• [GOAL OF THE EXERCISE]: Reproduce, character for character, the lines of the data beginning with the line that contains "dst-ytick-label: -100 bbox=[89, 276, 112, 288]" and ending with the line that contains "colorbar-tick-label: 10-1 bbox=[618, 450, 638, 464]", both included.

* BEGIN *

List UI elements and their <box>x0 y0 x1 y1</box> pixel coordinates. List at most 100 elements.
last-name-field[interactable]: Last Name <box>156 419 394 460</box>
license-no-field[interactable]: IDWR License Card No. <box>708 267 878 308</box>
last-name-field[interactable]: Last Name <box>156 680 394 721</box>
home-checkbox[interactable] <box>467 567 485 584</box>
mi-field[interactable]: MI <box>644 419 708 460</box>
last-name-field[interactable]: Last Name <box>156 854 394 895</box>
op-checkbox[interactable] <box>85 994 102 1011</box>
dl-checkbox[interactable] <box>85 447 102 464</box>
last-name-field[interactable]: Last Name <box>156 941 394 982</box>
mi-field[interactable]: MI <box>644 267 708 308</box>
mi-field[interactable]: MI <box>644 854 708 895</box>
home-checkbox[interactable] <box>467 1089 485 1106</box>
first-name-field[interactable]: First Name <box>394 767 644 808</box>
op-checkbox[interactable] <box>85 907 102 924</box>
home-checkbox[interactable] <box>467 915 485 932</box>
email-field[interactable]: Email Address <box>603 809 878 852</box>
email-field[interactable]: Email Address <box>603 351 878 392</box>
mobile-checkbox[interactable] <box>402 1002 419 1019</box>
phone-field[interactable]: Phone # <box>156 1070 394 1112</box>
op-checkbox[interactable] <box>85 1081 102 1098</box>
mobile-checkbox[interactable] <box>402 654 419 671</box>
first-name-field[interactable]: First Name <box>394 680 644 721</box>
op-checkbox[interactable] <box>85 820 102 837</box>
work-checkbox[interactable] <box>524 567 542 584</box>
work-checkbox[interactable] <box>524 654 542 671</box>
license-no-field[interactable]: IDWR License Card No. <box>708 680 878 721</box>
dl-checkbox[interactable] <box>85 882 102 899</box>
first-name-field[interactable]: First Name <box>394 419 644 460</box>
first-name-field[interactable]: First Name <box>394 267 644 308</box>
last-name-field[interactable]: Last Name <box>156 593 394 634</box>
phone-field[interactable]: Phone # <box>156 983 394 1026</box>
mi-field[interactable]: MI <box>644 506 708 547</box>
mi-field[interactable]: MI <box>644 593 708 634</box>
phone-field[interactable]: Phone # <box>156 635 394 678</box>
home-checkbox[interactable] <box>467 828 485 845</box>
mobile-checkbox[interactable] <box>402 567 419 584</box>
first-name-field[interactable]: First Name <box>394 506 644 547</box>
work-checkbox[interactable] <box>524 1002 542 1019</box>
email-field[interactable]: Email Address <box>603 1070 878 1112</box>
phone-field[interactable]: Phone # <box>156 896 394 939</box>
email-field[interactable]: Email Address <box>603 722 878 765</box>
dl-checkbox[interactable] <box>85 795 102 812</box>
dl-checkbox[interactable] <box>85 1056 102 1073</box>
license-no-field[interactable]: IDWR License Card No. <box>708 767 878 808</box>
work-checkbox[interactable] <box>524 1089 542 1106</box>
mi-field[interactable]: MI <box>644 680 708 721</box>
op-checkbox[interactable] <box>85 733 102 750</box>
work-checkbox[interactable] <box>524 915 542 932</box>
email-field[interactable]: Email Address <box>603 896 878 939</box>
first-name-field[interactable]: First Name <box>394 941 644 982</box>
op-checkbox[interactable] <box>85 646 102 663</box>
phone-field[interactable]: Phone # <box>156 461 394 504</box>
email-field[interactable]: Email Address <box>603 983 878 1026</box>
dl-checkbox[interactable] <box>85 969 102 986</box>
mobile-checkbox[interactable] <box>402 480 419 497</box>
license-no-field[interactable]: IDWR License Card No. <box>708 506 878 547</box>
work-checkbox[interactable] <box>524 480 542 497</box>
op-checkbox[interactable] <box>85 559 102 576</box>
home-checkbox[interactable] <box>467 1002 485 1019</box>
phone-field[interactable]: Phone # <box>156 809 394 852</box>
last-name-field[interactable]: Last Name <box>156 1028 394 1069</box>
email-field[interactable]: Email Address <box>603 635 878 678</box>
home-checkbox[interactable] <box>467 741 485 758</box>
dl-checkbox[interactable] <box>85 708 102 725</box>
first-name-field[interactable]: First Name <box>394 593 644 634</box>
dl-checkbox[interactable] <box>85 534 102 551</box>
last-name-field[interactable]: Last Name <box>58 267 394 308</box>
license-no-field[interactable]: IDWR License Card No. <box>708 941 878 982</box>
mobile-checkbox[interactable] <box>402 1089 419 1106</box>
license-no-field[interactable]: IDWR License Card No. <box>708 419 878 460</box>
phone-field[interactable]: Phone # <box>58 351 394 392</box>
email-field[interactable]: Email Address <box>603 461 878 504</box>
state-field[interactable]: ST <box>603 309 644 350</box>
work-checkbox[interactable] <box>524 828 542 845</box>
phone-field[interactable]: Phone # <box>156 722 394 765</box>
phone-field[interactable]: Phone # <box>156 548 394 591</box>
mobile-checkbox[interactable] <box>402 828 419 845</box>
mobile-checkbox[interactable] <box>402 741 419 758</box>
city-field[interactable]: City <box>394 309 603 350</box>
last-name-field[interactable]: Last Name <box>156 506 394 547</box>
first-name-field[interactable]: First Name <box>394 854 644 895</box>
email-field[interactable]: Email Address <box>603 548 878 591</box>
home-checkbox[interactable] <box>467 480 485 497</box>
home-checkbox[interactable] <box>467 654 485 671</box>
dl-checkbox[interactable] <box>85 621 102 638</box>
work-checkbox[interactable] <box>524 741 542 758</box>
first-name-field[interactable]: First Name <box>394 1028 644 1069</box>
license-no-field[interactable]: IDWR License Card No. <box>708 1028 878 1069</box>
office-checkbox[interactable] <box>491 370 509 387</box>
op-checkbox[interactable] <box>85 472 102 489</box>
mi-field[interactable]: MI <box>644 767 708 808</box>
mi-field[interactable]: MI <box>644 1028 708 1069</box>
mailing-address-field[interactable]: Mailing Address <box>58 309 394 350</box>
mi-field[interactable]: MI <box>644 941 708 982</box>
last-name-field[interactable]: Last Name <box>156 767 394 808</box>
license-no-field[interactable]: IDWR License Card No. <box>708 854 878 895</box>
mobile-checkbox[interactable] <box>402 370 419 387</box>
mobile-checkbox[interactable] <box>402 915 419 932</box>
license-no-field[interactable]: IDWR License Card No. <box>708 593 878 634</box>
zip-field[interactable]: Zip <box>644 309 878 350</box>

* END *
* BEGIN *

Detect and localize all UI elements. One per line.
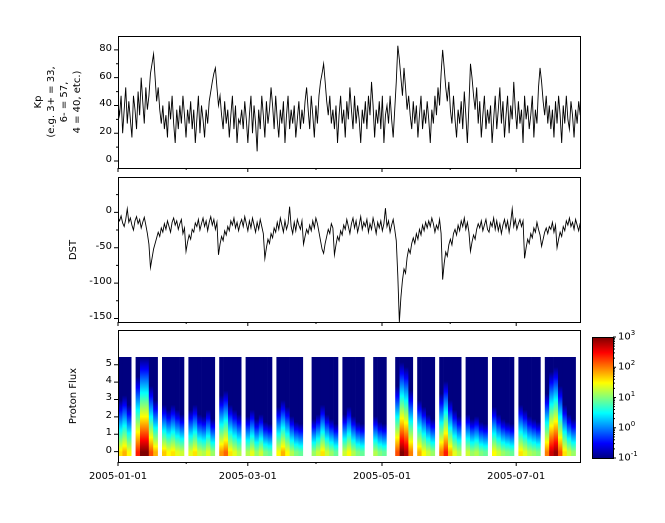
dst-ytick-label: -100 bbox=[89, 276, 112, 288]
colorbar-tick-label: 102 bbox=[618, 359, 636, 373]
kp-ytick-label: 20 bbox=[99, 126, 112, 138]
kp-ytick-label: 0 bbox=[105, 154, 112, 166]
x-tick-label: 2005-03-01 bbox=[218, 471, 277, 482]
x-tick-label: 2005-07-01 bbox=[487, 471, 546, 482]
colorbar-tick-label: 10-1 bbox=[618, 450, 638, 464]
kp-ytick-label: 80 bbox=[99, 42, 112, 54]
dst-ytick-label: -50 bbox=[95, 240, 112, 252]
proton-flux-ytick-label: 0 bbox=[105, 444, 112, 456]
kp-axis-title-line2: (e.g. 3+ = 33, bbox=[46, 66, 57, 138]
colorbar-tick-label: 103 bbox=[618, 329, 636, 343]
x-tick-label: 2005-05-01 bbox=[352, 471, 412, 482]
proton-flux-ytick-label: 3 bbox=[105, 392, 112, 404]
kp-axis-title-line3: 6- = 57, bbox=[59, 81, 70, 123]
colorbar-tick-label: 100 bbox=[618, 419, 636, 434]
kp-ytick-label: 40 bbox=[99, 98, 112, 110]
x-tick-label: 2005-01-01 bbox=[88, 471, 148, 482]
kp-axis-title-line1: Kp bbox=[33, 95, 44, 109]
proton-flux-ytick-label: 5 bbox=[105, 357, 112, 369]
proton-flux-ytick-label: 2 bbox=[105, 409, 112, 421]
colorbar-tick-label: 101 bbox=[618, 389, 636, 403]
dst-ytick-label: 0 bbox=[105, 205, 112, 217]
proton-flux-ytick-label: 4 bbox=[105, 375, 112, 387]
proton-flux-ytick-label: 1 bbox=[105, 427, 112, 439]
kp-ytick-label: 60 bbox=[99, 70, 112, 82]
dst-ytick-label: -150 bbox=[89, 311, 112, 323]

* END *

• [EXERCISE RESULT]:
dst-ytick-label: -100 bbox=[89, 276, 112, 288]
colorbar-tick-label: 102 bbox=[618, 359, 636, 373]
kp-ytick-label: 20 bbox=[99, 126, 112, 138]
kp-ytick-label: 0 bbox=[105, 154, 112, 166]
x-tick-label: 2005-03-01 bbox=[218, 471, 277, 482]
x-tick-label: 2005-07-01 bbox=[487, 471, 546, 482]
colorbar-tick-label: 10-1 bbox=[618, 450, 638, 464]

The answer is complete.